◆ **Records to process**:
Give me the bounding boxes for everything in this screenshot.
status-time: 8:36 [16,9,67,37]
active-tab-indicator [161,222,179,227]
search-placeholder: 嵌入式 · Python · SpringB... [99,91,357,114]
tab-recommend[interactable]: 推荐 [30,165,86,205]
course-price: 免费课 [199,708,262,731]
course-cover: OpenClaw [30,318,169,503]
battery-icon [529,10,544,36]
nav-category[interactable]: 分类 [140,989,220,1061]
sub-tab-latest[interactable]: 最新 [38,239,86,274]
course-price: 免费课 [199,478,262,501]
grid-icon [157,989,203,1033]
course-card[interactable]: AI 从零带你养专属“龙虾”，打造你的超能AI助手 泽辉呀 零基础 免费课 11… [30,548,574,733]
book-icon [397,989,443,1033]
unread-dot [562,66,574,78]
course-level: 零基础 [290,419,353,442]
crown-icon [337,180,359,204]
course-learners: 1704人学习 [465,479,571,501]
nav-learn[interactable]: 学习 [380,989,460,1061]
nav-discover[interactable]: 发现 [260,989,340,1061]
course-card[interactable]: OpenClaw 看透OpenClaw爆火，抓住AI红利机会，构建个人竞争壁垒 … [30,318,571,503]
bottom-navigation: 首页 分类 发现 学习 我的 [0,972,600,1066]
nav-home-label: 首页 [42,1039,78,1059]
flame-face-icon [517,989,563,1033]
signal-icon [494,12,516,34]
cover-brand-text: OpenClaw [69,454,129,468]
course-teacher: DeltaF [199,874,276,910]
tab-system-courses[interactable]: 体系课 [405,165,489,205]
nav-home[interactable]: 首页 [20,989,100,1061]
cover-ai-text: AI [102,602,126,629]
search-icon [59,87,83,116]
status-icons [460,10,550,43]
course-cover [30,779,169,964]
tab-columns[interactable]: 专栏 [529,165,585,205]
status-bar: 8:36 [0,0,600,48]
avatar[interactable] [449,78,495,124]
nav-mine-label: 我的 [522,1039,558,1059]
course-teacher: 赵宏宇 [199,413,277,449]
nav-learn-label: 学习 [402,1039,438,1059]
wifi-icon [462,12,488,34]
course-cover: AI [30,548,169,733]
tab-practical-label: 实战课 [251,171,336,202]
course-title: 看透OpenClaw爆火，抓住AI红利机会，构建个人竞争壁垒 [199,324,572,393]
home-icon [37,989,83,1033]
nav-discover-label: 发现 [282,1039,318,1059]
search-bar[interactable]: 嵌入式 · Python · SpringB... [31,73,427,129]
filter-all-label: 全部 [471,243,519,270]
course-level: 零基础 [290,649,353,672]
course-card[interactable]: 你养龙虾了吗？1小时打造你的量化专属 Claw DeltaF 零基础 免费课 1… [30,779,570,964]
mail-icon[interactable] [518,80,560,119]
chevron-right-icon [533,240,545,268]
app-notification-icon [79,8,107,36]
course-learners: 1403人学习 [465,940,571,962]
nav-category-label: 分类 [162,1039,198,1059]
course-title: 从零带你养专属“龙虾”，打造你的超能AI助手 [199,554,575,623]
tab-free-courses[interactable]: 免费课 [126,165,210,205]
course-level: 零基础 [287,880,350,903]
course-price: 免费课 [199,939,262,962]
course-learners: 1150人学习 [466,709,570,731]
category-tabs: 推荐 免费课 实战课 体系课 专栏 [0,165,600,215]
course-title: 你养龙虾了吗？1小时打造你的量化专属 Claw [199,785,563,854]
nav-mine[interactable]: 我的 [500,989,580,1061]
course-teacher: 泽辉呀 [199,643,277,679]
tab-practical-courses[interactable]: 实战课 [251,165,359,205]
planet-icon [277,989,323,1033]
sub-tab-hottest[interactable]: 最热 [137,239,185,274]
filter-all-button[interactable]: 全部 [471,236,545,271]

◆ **Task objective**: Return the material above word for word, from its first line through the line containing "course-level: 零基础 [290,419,353,442]". Include both of those lines.

◆ **Response below**:
Give me the bounding boxes for everything in this screenshot.
status-time: 8:36 [16,9,67,37]
active-tab-indicator [161,222,179,227]
search-placeholder: 嵌入式 · Python · SpringB... [99,91,357,114]
tab-recommend[interactable]: 推荐 [30,165,86,205]
course-price: 免费课 [199,708,262,731]
course-cover: OpenClaw [30,318,169,503]
battery-icon [529,10,544,36]
nav-category[interactable]: 分类 [140,989,220,1061]
sub-tab-latest[interactable]: 最新 [38,239,86,274]
course-price: 免费课 [199,478,262,501]
grid-icon [157,989,203,1033]
course-card[interactable]: AI 从零带你养专属“龙虾”，打造你的超能AI助手 泽辉呀 零基础 免费课 11… [30,548,574,733]
book-icon [397,989,443,1033]
unread-dot [562,66,574,78]
course-level: 零基础 [290,419,353,442]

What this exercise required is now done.